Unas cuantas metáforas

 





Hemos pretendido aquí enmendarle la plana al culteranismo y lo hemos hecho con un resultado lo suficientemente satisfactorio como para darnos por contentos.
          La razón para haberlo hecho es que las gentes de buen gusto venimos estando un poco hartas de que todos los manuales de literatura elogien continuadamente la habilidad retórica de los culteranos imitadores de Góngora, ese señor con cara de hígado que haciendo Soledades se quedó solo.
Alaban la capacidad de estos señores en creación de metáforas, que no son, a fin de cuentas, sino grandes mentiras, como muy bien denunció Quevedo cuando dijo aquello de que si los cabellos de su amada fueran de verdad de oro, haría ya tiempo que la habría pelado, para venderlos.
          Un historiador literario que, evidentemente, no tenía nada mejor que hacer (concretamente Juan de Jáuregui), recogió un montón de metáforas discipuligongorinas sobre el Sol e hizo un pedante listado de las mismas:

Rey de la luz
Honra y lucimiento del cielo
Espejo del día
Fuente de la luz
Lámpara del mundo
Padre universal
Rector de la claridad
Rosada antorcha
Cadena de oro del cielo
Alma del mundo
Mayorazgo del esplendor
Cochero del día
Príncipe de los astros
Presidente de las antorchas
Corifeo de las estrellas
Ojo resplandeciente del cielo
Gigante de la luz

          Yo, para ilustrar a los lectores en las técnicas escritorias, les revelo que esto no tiene ningún mérito. Con el empleo de un diccionario ideológico (esos que tienen juntas todas las palabras de un tema) se pueden crear metáforas a placer y con un esfuerzo mínimo. Cojamos, por ejemplo, los vocablos relacionados con la luz, para definir al sol, combinemos y sale lo siguiente:

Plaza de toros del cielo
Anillo quemante
Rueda del carro de Apolo
Cerilla de los dioses
Mechero inagotable
Lámpara de emergencia de la galaxia
Faro para cometas
Antorcha automática
Farola inapedreable
Candelabro perenne
Suprema bombilla
Segurata del firmamento
Gran Hermano del sistema
Padre del fuego
Abuelo de las chispas
Vitrocerámica del espacio
Rey de los fotones
Candileja del teatro del universo
Monopolista del bronceado
Cenital inapagable
Terror del fotófobo
Contrincante de la noche
Fábrica de fahrenheits
Barbacoa sin humos
Torrefactor del mundo
Tirano del clima
Pirómano impune
Inventor del verano
Hoguera sin excursionistas

          (Podríamos seguir así indefinidamente.)

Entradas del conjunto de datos
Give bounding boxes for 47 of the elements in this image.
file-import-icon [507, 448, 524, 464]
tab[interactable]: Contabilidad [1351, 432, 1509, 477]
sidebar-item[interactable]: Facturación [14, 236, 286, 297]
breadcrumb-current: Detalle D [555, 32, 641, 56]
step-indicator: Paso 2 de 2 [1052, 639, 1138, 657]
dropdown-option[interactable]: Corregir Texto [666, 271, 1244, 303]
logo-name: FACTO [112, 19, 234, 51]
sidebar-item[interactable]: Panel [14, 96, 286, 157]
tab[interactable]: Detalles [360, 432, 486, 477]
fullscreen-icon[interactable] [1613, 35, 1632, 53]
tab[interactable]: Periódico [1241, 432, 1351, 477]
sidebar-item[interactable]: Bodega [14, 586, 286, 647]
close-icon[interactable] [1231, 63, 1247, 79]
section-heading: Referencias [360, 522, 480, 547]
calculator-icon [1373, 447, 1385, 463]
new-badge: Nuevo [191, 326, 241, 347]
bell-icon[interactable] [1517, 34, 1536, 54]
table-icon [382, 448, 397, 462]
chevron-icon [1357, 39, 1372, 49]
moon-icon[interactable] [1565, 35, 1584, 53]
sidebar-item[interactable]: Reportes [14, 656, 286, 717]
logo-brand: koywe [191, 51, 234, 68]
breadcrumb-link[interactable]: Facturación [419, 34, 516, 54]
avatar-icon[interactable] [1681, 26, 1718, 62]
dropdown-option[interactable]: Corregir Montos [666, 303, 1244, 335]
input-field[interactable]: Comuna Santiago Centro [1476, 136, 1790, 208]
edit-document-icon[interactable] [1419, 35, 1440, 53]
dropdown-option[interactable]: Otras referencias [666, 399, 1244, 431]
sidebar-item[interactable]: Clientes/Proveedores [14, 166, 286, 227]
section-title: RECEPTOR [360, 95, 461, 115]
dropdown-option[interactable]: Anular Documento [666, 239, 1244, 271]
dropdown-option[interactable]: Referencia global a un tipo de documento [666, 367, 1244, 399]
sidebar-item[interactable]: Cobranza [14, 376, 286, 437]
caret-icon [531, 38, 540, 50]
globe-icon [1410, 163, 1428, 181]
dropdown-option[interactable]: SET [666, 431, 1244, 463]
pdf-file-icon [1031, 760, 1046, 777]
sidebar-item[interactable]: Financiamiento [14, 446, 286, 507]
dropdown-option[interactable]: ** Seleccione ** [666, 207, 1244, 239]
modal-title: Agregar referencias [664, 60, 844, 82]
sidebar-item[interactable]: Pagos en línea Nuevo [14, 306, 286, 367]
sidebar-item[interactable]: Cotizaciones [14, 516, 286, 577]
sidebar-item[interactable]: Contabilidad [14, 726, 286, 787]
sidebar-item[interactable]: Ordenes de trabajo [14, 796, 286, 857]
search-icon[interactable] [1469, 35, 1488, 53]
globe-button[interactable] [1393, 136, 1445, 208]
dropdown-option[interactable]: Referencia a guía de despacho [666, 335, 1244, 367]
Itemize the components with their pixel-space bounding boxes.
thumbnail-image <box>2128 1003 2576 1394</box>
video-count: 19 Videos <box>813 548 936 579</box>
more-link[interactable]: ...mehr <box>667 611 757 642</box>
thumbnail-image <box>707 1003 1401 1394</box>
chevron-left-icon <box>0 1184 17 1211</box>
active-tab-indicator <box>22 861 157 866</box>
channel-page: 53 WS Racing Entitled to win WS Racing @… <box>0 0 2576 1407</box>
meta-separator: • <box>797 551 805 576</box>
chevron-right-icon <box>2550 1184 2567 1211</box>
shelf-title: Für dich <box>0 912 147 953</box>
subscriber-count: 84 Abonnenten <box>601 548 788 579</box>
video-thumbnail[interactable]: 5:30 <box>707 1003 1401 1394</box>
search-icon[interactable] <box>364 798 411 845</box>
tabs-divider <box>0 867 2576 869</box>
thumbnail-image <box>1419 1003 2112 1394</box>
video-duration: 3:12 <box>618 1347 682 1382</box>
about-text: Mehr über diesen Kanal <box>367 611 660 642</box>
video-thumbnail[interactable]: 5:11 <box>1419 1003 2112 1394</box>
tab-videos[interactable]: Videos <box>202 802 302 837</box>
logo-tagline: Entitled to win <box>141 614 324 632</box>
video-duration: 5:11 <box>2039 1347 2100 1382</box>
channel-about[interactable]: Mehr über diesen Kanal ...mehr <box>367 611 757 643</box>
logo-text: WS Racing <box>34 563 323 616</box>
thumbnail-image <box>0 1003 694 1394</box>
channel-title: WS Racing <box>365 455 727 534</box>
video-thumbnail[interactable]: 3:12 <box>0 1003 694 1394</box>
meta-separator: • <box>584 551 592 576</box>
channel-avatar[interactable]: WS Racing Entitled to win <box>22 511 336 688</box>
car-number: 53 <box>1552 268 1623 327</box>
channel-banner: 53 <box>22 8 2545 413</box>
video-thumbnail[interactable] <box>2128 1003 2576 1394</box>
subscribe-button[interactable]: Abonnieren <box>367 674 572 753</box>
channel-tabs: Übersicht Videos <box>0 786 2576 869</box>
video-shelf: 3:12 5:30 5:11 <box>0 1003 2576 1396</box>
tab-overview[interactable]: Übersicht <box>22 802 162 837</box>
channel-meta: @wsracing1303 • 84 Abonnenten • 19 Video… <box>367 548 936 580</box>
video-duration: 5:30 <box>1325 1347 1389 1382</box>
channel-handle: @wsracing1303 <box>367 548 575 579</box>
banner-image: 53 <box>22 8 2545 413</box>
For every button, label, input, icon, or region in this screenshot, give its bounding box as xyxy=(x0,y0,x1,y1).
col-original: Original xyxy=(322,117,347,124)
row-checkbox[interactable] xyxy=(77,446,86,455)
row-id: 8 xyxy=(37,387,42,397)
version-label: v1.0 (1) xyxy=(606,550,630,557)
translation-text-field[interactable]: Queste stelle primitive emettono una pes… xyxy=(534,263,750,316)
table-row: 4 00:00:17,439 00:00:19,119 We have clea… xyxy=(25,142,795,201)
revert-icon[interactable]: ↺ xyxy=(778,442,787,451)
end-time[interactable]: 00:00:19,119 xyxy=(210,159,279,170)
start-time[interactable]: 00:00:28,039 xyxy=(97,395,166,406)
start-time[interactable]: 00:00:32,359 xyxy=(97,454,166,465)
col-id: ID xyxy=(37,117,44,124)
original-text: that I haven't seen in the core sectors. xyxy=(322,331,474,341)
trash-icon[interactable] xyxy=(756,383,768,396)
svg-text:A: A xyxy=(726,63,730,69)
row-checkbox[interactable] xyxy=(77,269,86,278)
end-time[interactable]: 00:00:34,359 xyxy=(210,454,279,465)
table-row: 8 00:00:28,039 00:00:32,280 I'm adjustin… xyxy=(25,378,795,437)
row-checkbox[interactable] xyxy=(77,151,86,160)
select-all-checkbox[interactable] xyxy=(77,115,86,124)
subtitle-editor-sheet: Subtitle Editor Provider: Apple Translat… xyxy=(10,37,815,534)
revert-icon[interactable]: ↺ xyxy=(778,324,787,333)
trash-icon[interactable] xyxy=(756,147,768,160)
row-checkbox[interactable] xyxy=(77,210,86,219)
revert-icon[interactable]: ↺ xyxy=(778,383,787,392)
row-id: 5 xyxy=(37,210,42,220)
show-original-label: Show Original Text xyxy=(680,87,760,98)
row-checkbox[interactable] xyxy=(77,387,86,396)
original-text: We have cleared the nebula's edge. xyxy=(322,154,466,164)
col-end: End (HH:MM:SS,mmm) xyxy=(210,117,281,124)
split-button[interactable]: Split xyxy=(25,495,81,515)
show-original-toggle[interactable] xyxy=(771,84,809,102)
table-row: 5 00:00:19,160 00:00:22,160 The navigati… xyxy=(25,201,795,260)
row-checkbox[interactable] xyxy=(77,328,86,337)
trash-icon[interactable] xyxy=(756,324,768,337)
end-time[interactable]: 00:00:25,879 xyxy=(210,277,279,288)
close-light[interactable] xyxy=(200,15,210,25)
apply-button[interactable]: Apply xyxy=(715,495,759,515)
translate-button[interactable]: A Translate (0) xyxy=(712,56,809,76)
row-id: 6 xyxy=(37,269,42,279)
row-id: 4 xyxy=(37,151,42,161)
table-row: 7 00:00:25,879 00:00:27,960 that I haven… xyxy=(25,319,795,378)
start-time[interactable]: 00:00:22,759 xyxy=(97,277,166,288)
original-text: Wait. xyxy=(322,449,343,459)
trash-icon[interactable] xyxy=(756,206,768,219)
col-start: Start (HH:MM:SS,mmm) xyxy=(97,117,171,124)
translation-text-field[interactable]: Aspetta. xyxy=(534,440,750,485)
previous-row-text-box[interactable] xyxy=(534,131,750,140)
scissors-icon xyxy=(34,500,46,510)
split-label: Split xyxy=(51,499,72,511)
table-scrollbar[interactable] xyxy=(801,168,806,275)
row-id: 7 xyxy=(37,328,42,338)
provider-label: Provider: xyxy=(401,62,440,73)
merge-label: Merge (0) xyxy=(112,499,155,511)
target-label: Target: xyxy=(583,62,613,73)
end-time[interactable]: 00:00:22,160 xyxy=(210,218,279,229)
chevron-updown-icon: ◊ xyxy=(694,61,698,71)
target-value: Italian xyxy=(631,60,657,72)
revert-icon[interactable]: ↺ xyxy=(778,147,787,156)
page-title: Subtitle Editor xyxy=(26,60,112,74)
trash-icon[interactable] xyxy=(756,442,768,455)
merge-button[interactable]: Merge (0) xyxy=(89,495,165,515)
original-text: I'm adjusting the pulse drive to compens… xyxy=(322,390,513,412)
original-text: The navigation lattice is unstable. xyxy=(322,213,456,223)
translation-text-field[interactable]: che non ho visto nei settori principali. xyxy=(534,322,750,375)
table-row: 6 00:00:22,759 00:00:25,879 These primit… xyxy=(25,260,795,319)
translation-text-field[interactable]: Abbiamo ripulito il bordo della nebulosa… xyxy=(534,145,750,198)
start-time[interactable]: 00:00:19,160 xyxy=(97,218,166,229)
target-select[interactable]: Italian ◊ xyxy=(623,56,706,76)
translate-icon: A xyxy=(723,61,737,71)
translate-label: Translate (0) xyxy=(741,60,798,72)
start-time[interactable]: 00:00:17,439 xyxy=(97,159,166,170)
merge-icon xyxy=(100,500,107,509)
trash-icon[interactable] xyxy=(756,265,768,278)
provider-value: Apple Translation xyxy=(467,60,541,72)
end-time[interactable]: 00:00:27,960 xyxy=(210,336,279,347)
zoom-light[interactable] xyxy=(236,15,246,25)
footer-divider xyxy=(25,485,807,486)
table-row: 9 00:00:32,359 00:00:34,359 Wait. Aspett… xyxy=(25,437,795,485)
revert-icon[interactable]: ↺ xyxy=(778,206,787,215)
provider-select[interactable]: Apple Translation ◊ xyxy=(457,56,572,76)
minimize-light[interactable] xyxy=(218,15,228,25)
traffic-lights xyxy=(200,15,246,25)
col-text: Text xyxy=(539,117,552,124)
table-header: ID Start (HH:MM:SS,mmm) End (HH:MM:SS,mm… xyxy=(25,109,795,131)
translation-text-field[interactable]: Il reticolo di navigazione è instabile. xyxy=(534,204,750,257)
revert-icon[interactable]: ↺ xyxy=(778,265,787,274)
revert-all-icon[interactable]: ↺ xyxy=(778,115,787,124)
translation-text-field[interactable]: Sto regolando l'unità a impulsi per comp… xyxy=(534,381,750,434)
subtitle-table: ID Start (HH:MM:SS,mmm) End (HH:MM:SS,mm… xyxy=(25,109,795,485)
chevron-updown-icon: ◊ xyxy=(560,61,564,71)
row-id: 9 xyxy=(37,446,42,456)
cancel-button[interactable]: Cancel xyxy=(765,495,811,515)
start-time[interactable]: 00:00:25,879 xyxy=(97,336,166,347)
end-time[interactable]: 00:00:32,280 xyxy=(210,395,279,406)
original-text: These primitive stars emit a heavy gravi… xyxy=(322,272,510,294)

* **Qué se pide**: Transcribe sin cambios el fragmento del texto sobre las metáforas del Sol que va de "Hemos pretendido aquí" a "pelado, para venderlos.", ambos incluidos.

* **Solución**:
Hemos pretendido aquí enmendarle la plana al culteranismo y lo hemos hecho con un resultado lo suficientemente satisfactorio como para darnos por contentos.
          La razón para haberlo hecho es que las gentes de buen gusto venimos estando un poco hartas de que todos los manuales de literatura elogien continuadamente la habilidad retórica de los culteranos imitadores de Góngora, ese señor con cara de hígado que haciendo Soledades se quedó solo.
Alaban la capacidad de estos señores en creación de metáforas, que no son, a fin de cuentas, sino grandes mentiras, como muy bien denunció Quevedo cuando dijo aquello de que si los cabellos de su amada fueran de verdad de oro, haría ya tiempo que la habría pelado, para venderlos.